### [AVAILABLE RECORDS]
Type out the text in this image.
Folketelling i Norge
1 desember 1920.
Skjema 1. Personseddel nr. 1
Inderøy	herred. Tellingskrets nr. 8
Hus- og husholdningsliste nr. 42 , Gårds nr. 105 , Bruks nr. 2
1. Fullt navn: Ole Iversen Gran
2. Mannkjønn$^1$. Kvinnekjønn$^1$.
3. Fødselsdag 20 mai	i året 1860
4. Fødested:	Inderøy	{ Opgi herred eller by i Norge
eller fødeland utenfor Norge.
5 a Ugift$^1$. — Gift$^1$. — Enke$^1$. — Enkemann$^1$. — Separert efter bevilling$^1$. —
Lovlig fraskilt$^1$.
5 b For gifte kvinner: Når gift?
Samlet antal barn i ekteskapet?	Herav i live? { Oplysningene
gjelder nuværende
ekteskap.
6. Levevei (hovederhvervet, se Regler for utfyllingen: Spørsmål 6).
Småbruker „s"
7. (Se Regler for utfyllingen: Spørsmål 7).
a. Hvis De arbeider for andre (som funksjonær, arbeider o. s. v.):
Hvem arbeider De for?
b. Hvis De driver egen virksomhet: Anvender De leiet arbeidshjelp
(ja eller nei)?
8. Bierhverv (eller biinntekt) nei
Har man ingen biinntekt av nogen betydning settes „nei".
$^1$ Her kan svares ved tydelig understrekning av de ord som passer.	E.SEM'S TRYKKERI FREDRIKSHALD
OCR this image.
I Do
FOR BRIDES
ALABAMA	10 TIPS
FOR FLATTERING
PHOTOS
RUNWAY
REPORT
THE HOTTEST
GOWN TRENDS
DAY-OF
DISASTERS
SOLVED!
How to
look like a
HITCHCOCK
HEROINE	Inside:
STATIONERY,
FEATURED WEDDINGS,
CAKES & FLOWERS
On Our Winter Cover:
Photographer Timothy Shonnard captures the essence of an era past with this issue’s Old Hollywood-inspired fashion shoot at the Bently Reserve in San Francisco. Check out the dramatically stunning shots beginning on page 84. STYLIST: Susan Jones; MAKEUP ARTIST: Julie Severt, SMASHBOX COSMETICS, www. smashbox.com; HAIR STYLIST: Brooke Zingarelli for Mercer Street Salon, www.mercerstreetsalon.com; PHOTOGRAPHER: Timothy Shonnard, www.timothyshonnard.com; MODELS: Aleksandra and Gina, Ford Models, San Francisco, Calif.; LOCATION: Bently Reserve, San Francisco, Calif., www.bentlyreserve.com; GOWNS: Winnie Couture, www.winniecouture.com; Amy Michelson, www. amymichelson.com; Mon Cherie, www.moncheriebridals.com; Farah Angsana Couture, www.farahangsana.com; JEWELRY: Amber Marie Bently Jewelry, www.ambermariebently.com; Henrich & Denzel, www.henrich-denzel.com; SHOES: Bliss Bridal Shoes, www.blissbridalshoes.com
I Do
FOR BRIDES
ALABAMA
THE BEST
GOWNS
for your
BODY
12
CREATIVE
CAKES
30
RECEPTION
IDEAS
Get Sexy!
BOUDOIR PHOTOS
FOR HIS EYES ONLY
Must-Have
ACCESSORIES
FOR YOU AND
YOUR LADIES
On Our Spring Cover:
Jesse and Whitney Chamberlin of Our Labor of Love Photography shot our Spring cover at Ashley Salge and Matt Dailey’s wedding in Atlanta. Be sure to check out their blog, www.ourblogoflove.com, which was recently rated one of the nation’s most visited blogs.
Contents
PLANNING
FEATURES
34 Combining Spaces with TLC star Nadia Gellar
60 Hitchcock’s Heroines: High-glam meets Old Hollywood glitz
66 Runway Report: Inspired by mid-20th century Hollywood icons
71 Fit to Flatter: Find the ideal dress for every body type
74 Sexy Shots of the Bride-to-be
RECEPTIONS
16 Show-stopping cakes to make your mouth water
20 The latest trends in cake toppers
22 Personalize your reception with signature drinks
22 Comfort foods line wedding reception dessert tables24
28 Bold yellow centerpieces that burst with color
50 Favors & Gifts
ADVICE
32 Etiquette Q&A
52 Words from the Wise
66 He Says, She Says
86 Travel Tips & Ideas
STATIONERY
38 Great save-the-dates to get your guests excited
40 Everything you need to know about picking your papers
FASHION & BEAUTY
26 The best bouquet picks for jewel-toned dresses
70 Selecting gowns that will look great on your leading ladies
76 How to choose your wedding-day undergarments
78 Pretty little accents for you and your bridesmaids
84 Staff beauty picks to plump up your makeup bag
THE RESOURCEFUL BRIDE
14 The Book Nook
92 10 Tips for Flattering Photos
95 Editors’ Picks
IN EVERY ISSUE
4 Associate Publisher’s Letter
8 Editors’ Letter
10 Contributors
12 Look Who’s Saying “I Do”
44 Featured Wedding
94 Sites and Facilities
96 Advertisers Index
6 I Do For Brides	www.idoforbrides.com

### [GOAL]
Output the entries verbatim.

### [ANSWER BELOW]
Type out the text in this image.
Folketelling i Norge
1 desember 1920.
Skjema 1. Personseddel nr. 1
Inderøy	herred. Tellingskrets nr. 8
Hus- og husholdningsliste nr. 42 , Gårds nr. 105 , Bruks nr. 2
1. Fullt navn: Ole Iversen Gran
2. Mannkjønn$^1$. Kvinnekjønn$^1$.
3. Fødselsdag 20 mai	i året 1860
4. Fødested:	Inderøy	{ Opgi herred eller by i Norge
eller fødeland utenfor Norge.
5 a Ugift$^1$. — Gift$^1$. — Enke$^1$. — Enkemann$^1$. — Separert efter bevilling$^1$. —
Lovlig fraskilt$^1$.
5 b For gifte kvinner: Når gift?
Samlet antal barn i ekteskapet?	Herav i live? { Oplysningene
gjelder nuværende
ekteskap.
6. Levevei (hovederhvervet, se Regler for utfyllingen: Spørsmål 6).
Småbruker „s"
7. (Se Regler for utfyllingen: Spørsmål 7).
a. Hvis De arbeider for andre (som funksjonær, arbeider o. s. v.):
Hvem arbeider De for?
b. Hvis De driver egen virksomhet: Anvender De leiet arbeidshjelp
(ja eller nei)?
8. Bierhverv (eller biinntekt) nei
Har man ingen biinntekt av nogen betydning settes „nei".
$^1$ Her kan svares ved tydelig understrekning av de ord som passer.	E.SEM'S TRYKKERI FREDRIKSHALD
OCR this image.
I Do
FOR BRIDES
ALABAMA	10 TIPS
FOR FLATTERING
PHOTOS
RUNWAY
REPORT
THE HOTTEST
GOWN TRENDS
DAY-OF
DISASTERS
SOLVED!
How to
look like a
HITCHCOCK
HEROINE	Inside:
STATIONERY,
FEATURED WEDDINGS,
CAKES & FLOWERS
On Our Winter Cover:
Photographer Timothy Shonnard captures the essence of an era past with this issue’s Old Hollywood-inspired fashion shoot at the Bently Reserve in San Francisco. Check out the dramatically stunning shots beginning on page 84. STYLIST: Susan Jones; MAKEUP ARTIST: Julie Severt, SMASHBOX COSMETICS, www. smashbox.com; HAIR STYLIST: Brooke Zingarelli for Mercer Street Salon, www.mercerstreetsalon.com; PHOTOGRAPHER: Timothy Shonnard, www.timothyshonnard.com; MODELS: Aleksandra and Gina, Ford Models, San Francisco, Calif.; LOCATION: Bently Reserve, San Francisco, Calif., www.bentlyreserve.com; GOWNS: Winnie Couture, www.winniecouture.com; Amy Michelson, www. amymichelson.com; Mon Cherie, www.moncheriebridals.com; Farah Angsana Couture, www.farahangsana.com; JEWELRY: Amber Marie Bently Jewelry, www.ambermariebently.com; Henrich & Denzel, www.henrich-denzel.com; SHOES: Bliss Bridal Shoes, www.blissbridalshoes.com
I Do
FOR BRIDES
ALABAMA
THE BEST
GOWNS
for your
BODY
12
CREATIVE
CAKES
30
RECEPTION
IDEAS
Get Sexy!
BOUDOIR PHOTOS
FOR HIS EYES ONLY
Must-Have
ACCESSORIES
FOR YOU AND
YOUR LADIES
On Our Spring Cover:
Jesse and Whitney Chamberlin of Our Labor of Love Photography shot our Spring cover at Ashley Salge and Matt Dailey’s wedding in Atlanta. Be sure to check out their blog, www.ourblogoflove.com, which was recently rated one of the nation’s most visited blogs.
Contents
PLANNING
FEATURES
34 Combining Spaces with TLC star Nadia Gellar
60 Hitchcock’s Heroines: High-glam meets Old Hollywood glitz
66 Runway Report: Inspired by mid-20th century Hollywood icons
71 Fit to Flatter: Find the ideal dress for every body type
74 Sexy Shots of the Bride-to-be
RECEPTIONS
16 Show-stopping cakes to make your mouth water
20 The latest trends in cake toppers
22 Personalize your reception with signature drinks
22 Comfort foods line wedding reception dessert tables24
28 Bold yellow centerpieces that burst with color
50 Favors & Gifts
ADVICE
32 Etiquette Q&A
52 Words from the Wise
66 He Says, She Says
86 Travel Tips & Ideas
STATIONERY
38 Great save-the-dates to get your guests excited
40 Everything you need to know about picking your papers
FASHION & BEAUTY
26 The best bouquet picks for jewel-toned dresses
70 Selecting gowns that will look great on your leading ladies
76 How to choose your wedding-day undergarments
78 Pretty little accents for you and your bridesmaids
84 Staff beauty picks to plump up your makeup bag
THE RESOURCEFUL BRIDE
14 The Book Nook
92 10 Tips for Flattering Photos
95 Editors’ Picks
IN EVERY ISSUE
4 Associate Publisher’s Letter
8 Editors’ Letter
10 Contributors
12 Look Who’s Saying “I Do”
44 Featured Wedding
94 Sites and Facilities
96 Advertisers Index
6 I Do For Brides	www.idoforbrides.com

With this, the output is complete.